AUSGANGSTEXT
Dichte Atmosphäre und viele Details
Besonderes Merkmal des Films ist die packende, eingeengte und visuell beeindruckende Atmosphäre. Diese wird vor allem über die Licht-Stimmung erzeugt, die sehr variantenreich daher kommt. Neben Dunkelheit, die im Untergrund nun einmal vorkommt, arbeitet man mit vielen unterschiedlichen Lichtquellen. Von Magnesium-Fackeln, Taschenlampen, Feuerzeuge über echtem Feuer ist alles vorhanden. Dank der unterschiedlichen Wärme der Lichtquellen gibt es häufig eine andere Farbe, die passend zu den Emotionen der Charaktere agiert. Als Zuschauer bekommen wir außerdem immer mal wieder den Blick durch eine Handkamera, womit eher grünliche, kalte Bilder entstehen. Dadurch kann die bedrohliche Situation im Verlauf gut eingefangen werden.

Desweiteren sind die vielen kleinen Details, sowohl auf Handlungs- als auch auf visueller Ebene besonders spannend. Einerseits hält man sich am Anfang des Filmes nicht zu sehr mit Charakterarbeit auf, packt dennoch in den wenigen Minuten so viel in die einzelnen Szenen, dass so manch eine subtile Anspielung gar untergehen kann. Etwa was die Beziehung zwischen den Charakteren angeht, die bereits in der ersten Szene durch Blicke angedeutet werden und später eine größere Rolle spielen.Andererseits werden in einzelnen Bilder oder Szenen Anspielungen auf andere Filme des Genres eingewoben. Am Anfang gibt es etwa einen Vertigo-Effekt beim Erwachen von Sarah im Krankenaus oder später kommt eine Figur bei schummriger Lichtstimmung aus einem Tümpel was Assoziationen an „Apocalypse Now“ weckt. Sicherlich sind noch viele weitere Verweise, die mir beim ersten Zuschauen bisher nicht aufgefallen sind.

Bekannte Muster – neu verpackt
Da es sich um einen Horror-Film handelt, muss man sich auf bekannte Strukturen und Charaktere einstellen. Ebenso gibt es naturgemäß einige Schreckmomente, die nicht immer besonders innovativ oder überraschend daher kommen. Allerdings schafft Neil Marshall den Spagat zwischen Gewohntem und Neuem sehr gut, obwohl selbst das Neue nicht allzu ungewöhnlich erscheint.

ZU ERLEDIGENDE AUFGABEN
[a] Gib aus der Filmbesprechung genau den Abschnitt wieder, der mit den Worten „Bekannte Muster –“ beginnt und mit „allzu ungewöhnlich erscheint.“ endet.
[b] Führe die Besprechung des Horrorfilms nach ihrem letzten Satz weiter.

Einträge des Datensatzes

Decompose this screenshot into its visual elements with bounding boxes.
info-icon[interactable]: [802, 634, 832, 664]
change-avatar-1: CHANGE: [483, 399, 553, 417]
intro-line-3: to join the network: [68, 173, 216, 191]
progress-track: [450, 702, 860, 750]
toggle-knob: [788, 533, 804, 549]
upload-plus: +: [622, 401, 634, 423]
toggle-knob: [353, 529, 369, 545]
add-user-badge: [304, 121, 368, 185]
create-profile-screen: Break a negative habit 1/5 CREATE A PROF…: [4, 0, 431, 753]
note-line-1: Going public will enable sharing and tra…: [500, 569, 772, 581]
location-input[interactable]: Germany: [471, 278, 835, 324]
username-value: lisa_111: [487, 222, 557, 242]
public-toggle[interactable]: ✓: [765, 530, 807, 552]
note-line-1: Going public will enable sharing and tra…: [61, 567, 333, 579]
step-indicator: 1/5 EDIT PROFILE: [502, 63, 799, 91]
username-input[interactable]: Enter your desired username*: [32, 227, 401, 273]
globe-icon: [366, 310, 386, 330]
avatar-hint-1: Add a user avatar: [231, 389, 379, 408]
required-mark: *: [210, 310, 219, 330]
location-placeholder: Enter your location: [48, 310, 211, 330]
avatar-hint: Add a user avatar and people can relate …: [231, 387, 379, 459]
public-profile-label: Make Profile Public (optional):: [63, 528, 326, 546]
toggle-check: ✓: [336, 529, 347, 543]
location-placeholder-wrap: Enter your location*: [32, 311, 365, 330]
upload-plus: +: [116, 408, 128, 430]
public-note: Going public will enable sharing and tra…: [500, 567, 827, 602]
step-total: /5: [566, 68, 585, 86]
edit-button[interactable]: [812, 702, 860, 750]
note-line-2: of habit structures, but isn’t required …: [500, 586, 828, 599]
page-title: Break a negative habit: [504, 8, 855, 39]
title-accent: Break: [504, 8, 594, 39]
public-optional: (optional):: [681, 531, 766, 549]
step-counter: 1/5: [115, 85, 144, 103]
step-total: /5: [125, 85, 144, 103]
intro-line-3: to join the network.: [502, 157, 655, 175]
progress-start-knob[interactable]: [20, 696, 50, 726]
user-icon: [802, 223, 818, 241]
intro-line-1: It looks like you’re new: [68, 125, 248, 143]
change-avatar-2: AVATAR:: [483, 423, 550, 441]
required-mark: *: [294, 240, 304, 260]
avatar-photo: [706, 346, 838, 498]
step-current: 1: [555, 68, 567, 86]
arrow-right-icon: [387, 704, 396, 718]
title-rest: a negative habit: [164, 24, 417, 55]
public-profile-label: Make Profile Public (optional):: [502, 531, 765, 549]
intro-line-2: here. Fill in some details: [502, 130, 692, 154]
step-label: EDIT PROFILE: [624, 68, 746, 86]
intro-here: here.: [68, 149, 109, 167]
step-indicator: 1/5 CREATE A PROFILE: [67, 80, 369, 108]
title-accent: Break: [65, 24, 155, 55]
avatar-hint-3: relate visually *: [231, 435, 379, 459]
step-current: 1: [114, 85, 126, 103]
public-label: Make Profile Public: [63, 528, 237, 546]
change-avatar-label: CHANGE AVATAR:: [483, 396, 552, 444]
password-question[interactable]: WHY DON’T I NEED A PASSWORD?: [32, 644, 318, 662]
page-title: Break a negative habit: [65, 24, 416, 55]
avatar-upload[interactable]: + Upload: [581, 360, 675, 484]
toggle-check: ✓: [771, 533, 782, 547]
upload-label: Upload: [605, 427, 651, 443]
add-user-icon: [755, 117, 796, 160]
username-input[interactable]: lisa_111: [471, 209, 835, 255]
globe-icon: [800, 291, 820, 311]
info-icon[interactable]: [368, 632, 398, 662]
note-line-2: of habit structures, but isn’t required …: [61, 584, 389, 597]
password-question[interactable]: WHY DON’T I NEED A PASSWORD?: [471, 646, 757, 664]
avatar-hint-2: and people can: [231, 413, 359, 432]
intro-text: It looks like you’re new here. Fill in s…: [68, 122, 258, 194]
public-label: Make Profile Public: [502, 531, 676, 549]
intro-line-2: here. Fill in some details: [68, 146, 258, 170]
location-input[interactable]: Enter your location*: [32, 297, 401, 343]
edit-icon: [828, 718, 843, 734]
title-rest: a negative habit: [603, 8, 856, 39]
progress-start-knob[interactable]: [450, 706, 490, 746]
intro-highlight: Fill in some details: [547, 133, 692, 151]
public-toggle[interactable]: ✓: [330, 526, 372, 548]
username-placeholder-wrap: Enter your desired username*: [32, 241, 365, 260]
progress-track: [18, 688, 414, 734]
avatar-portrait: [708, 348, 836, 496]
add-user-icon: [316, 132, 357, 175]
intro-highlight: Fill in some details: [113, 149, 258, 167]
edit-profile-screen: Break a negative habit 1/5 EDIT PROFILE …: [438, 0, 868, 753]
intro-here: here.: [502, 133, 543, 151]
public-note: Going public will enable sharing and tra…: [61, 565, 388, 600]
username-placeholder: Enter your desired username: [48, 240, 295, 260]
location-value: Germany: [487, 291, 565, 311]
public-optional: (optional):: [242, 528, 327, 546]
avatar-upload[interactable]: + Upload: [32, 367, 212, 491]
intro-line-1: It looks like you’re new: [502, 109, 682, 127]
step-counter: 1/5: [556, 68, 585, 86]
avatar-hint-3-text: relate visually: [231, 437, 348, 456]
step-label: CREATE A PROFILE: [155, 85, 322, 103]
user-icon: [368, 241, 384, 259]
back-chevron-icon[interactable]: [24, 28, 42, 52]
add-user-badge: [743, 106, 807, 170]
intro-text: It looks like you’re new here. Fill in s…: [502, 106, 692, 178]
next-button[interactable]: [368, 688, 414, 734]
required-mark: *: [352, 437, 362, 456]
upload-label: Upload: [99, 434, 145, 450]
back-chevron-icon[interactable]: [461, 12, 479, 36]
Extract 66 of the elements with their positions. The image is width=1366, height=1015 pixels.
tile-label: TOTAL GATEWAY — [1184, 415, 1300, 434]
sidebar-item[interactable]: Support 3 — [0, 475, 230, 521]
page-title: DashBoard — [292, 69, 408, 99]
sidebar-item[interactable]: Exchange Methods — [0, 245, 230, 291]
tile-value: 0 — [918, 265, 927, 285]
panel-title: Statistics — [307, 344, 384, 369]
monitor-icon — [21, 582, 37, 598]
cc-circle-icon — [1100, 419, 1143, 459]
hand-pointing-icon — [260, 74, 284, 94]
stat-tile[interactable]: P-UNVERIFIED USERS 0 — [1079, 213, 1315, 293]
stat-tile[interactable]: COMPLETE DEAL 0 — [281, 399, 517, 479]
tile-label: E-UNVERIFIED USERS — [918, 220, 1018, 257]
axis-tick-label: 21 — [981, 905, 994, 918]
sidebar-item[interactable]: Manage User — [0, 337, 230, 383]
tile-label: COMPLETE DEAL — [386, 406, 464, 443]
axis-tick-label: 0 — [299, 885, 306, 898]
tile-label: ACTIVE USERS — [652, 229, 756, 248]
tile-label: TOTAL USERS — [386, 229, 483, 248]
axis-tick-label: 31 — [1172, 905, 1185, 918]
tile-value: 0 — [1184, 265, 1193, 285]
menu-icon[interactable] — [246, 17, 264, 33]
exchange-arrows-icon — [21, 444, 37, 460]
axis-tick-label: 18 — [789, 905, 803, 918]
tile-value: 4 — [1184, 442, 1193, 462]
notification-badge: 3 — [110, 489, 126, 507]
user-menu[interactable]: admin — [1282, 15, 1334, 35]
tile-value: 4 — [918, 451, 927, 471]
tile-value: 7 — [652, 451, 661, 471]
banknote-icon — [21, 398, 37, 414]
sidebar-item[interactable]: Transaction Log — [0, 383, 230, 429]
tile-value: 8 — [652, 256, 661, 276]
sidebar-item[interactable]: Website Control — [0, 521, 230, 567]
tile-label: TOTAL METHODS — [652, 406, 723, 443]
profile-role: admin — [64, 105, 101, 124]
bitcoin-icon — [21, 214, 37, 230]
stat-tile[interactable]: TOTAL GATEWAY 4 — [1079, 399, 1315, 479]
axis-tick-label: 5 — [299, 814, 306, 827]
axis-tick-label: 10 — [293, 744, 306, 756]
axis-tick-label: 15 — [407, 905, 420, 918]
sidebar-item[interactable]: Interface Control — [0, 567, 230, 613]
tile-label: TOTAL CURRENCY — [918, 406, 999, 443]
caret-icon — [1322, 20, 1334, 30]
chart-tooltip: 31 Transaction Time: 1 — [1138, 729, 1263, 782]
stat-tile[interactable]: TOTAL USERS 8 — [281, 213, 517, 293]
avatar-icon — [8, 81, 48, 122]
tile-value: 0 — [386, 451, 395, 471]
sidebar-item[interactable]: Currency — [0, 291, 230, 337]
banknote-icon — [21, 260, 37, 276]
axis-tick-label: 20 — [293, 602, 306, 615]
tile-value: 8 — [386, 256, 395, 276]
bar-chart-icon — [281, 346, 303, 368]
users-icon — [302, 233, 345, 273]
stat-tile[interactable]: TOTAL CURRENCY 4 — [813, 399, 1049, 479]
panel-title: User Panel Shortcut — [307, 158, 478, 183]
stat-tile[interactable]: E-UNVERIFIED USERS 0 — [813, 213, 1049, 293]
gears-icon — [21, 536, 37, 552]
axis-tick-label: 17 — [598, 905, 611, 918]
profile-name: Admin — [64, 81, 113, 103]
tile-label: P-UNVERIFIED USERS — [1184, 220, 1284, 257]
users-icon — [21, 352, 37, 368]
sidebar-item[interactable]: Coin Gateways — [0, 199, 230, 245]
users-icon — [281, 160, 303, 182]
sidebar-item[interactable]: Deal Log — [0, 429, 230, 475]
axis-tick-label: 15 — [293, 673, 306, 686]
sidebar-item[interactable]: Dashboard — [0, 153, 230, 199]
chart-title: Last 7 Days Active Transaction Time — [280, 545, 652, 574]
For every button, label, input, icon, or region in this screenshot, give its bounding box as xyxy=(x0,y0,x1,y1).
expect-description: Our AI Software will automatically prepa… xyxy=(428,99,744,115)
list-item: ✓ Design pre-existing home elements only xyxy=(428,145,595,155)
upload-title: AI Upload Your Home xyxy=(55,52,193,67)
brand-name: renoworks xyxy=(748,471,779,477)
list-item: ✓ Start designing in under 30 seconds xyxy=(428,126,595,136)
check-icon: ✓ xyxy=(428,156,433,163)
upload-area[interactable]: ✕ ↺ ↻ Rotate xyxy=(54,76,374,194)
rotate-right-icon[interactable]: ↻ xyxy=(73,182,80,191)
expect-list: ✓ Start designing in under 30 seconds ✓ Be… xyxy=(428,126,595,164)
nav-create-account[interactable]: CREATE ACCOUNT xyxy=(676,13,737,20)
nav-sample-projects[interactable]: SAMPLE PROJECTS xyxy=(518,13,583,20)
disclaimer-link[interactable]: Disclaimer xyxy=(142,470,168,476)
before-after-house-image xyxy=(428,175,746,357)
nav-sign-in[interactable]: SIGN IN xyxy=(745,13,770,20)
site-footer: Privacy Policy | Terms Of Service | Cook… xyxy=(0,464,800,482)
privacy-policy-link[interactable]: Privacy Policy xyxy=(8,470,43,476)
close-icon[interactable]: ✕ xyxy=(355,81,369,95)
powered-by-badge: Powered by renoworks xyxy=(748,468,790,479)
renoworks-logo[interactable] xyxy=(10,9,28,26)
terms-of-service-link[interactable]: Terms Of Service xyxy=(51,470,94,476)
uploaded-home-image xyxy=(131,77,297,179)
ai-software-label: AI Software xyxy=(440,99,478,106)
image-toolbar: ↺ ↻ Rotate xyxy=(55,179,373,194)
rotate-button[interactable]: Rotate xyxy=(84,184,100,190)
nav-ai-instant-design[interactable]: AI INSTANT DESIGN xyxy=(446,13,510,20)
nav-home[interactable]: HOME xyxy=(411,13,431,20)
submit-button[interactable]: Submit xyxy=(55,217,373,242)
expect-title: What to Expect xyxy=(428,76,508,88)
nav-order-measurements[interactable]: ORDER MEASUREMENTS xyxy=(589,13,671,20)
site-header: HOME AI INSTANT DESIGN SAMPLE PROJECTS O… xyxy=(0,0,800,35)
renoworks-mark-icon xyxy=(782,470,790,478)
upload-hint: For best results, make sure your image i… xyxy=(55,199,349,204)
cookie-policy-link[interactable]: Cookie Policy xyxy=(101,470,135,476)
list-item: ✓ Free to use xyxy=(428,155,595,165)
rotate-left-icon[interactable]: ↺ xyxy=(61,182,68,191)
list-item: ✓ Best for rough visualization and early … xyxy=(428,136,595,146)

ERWARTETE ERGEBNISSE
[a]
Bekannte Muster – neu verpackt
Da es sich um einen Horror-Film handelt, muss man sich auf bekannte Strukturen und Charaktere einstellen. Ebenso gibt es naturgemäß einige Schreckmomente, die nicht immer besonders innovativ oder überraschend daher kommen. Allerdings schafft Neil Marshall den Spagat zwischen Gewohntem und Neuem sehr gut, obwohl selbst das Neue nicht allzu ungewöhnlich erscheint.

[b]
Alleine die Entscheidung einen Film fast ausschließlich mit Frauen zu besetzen, war zum Zeitpunkt der Produktion durchaus ungewöhnlich und progressiv. Gleichzeitig verrennt sich der Film aber nicht in überbordende Botschaften, die mit dem Holzhammer dem Zuschauer eingeprügelt werden, sondern konzentriert sich auf das Wesentliche: eine solide, gruselige Geschichte. Nebenbei bemerkt ist der inhaltliche Grund für das Fehlen von Männern durchaus schlüssig und dank der bereits angesprochenen Atmosphäre muss man sich über das Fehlen keine Gedanken machen.
Zumal das recht unverbrauchte Setting einer Höhle extrem gut dazu passt. Die Enge, das Unbekannte und die für eine Höhle erstaunlich hohe Variabilität an verschiedenen Orten innerhalb dessen das Gesamtbild sehr gut abrunden. Ich wünschte mir mehr solcher ungenutzten, spannenden Settings.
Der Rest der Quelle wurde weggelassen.